Written exercise ::
Using the material below, work out how many lines contain the word "structured". Reply with the number and nothing more.

Information supplied ::
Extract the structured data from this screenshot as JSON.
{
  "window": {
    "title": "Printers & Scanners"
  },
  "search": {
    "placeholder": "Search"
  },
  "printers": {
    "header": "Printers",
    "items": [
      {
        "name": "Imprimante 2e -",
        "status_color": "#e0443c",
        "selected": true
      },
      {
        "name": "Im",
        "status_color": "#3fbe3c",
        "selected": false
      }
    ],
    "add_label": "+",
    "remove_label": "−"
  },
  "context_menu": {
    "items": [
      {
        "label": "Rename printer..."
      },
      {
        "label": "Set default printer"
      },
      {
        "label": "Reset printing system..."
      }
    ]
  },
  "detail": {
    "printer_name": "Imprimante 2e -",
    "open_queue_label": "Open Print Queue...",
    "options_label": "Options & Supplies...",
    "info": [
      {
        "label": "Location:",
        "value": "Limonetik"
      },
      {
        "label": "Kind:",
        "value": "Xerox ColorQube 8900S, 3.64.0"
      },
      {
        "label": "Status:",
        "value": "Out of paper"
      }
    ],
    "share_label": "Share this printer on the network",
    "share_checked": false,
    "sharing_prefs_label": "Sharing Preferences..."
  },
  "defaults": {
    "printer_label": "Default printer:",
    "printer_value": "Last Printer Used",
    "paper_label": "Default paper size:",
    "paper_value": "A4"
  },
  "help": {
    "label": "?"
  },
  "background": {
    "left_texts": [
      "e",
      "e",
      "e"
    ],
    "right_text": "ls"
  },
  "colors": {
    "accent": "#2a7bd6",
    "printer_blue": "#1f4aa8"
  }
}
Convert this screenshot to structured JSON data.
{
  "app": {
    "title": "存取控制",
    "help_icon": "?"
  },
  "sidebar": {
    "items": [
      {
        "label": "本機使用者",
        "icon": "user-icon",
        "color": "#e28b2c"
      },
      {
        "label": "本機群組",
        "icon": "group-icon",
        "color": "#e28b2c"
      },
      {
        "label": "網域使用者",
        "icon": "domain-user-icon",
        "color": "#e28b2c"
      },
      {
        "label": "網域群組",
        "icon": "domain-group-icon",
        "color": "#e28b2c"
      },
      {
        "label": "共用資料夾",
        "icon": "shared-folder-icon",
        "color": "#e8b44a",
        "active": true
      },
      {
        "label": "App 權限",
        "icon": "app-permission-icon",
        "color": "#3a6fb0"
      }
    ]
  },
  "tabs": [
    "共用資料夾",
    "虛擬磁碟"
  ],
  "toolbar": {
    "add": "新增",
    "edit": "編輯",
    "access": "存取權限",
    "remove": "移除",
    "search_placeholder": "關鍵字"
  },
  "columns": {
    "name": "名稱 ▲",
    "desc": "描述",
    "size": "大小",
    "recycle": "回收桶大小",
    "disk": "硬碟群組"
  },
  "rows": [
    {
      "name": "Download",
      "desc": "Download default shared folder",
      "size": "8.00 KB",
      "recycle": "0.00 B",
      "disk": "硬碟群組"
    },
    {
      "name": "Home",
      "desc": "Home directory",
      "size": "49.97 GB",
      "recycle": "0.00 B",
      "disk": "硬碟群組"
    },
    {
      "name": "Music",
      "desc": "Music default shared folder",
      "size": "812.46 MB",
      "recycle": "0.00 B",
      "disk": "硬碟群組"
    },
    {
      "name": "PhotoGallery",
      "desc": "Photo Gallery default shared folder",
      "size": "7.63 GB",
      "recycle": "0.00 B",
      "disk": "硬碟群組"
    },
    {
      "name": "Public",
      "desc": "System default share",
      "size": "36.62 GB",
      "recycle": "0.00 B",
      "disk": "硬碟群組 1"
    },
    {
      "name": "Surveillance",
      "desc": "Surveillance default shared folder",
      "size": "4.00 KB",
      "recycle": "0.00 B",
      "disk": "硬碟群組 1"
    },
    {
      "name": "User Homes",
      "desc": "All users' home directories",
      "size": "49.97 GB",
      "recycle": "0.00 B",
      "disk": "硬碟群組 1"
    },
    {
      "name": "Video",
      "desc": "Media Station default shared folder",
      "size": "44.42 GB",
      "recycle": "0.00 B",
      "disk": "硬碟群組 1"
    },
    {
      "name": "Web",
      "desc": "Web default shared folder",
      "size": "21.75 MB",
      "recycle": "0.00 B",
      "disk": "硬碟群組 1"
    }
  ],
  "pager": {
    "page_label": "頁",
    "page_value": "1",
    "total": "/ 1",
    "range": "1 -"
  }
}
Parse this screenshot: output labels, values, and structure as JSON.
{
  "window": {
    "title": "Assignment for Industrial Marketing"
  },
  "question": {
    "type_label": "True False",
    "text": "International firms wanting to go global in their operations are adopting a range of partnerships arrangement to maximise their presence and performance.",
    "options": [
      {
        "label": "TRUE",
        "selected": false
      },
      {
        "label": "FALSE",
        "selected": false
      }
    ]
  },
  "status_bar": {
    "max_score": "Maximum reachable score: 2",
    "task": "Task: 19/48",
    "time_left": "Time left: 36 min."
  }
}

Solution for this task ::
2